* _Extracted text_
Series diode with resistor (Ohm’s law application): A diode is in series with a 220 Ω resistor. If the measured voltage across the resistor is 4 V, what is the current through the diode?

Introduction / Context:
In a simple series circuit, the same current flows through all series components. If you know the voltage across the series resistor, Ohm’s law directly gives the current in the entire branch, including the diode. This is a staple calculation in basic electronics troubleshooting and lab measurements.

Given Data / Assumptions:

• Series components: diode + 220 Ω resistor.
• Measured V across the resistor = 4 V.
• Ideal meter and steady-state conditions.

Concept / Approach:
Ohm’s law: I = V/R. In a series branch, current is identical through each element. Therefore, current through the resistor equals current through the diode. The diode’s forward drop is irrelevant here because we are not asked for supply voltage, only the branch current.

Step-by-Step Solution:
Use Ohm’s law: I = V/R.Substitute: I = 4 V / 220 Ω.Compute: 4 / 220 ≈ 0.01818 A.Convert to mA: ≈ 18.18 mA ≈ 18.2 mA.

Verification / Alternative check:
A quick mental check: 4/200 = 0.02 A → 20 mA; with 220 Ω it should be slightly less, about 18 mA—consistent with 18.2 mA.

Why Other Options Are Wrong:
(a) and (b) are unrealistically large by orders of magnitude. (d) 16.3 mA does not match 4/220 precisely. “None” is unnecessary since a precise match exists.

Common Pitfalls:
Using the diode drop to compute current even though the question already gives the resistor voltage; mixing up series versus parallel current rules.

Final Answer:
18.2 mA

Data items

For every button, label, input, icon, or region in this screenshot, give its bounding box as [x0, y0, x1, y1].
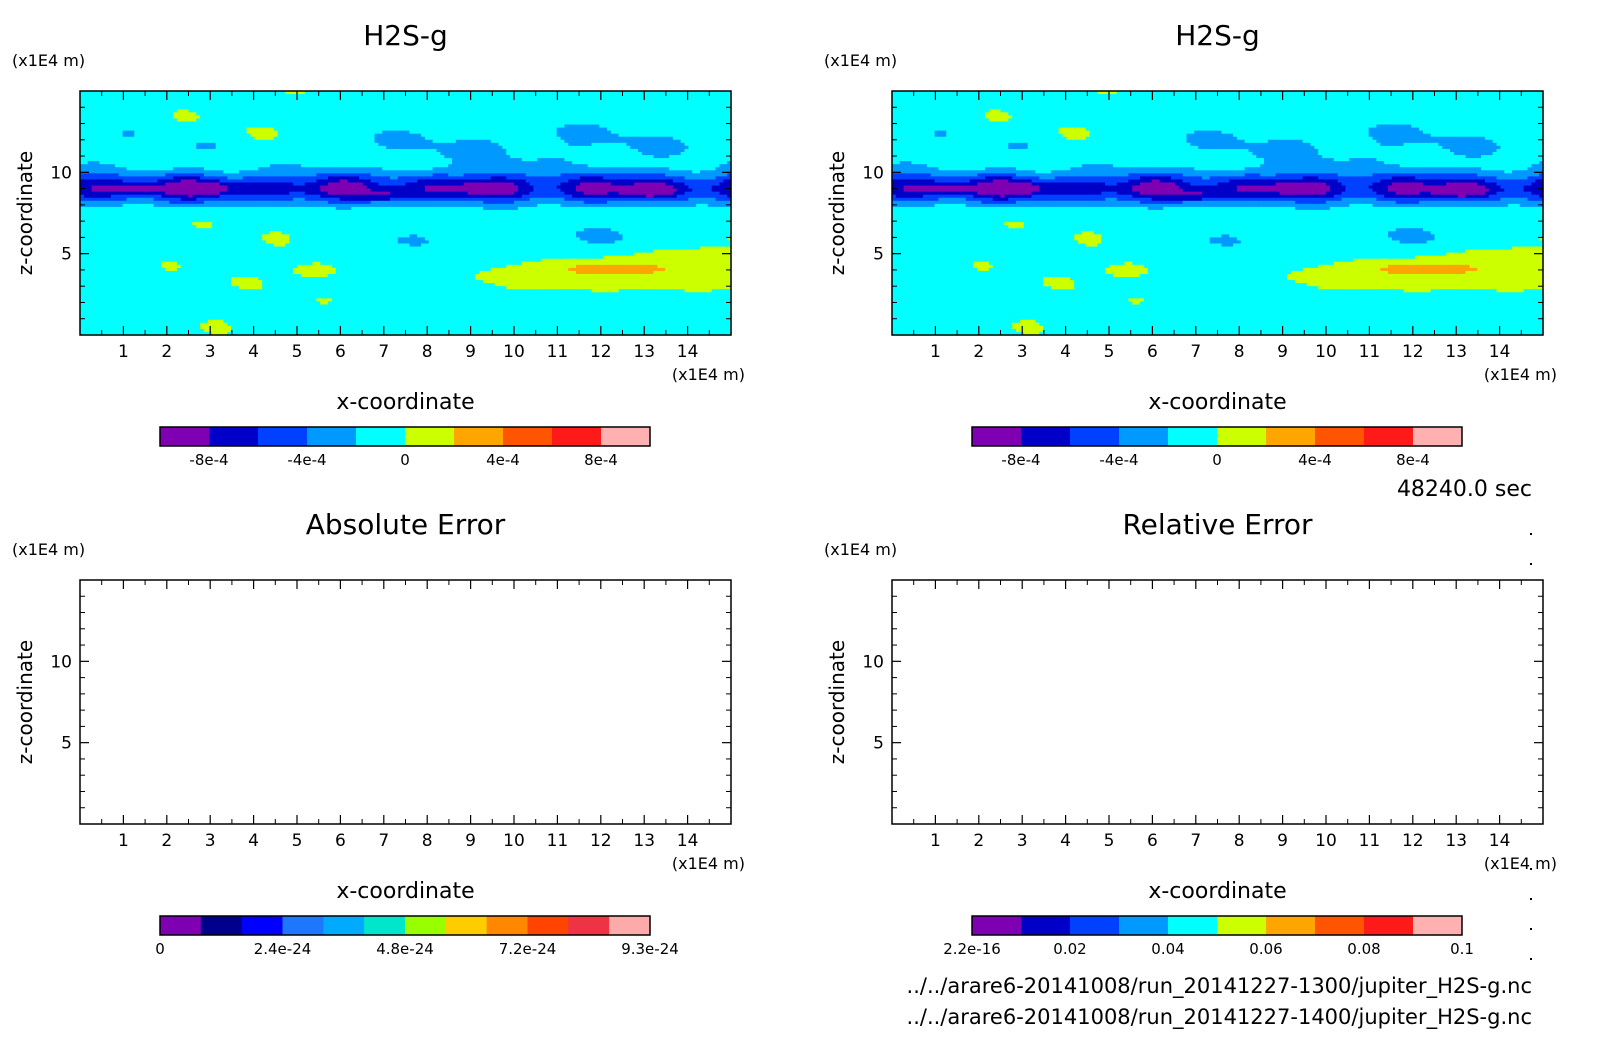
contour-field [80, 91, 732, 336]
time-label: 48240.0 sec [1397, 477, 1532, 502]
file-path-2: ../../arare6-20141008/run_20141227-1400/… [907, 1005, 1532, 1030]
stray-dots [1530, 533, 1532, 960]
file-path-1: ../../arare6-20141008/run_20141227-1300/… [907, 974, 1532, 999]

* _Task directions_
Reproduce the diode current walkthrough starting at "Verification / Alternative" and ending at "parallel current rules.", swapping "mental check" for "rough check". Work only from the diode current walkthrough and ignore the listing.

* _Solution for this problem_
Verification / Alternative check:
A quick rough check: 4/200 = 0.02 A → 20 mA; with 220 Ω it should be slightly less, about 18 mA—consistent with 18.2 mA.

Why Other Options Are Wrong:
(a) and (b) are unrealistically large by orders of magnitude. (d) 16.3 mA does not match 4/220 precisely. “None” is unnecessary since a precise match exists.

Common Pitfalls:
Using the diode drop to compute current even though the question already gives the resistor voltage; mixing up series versus parallel current rules.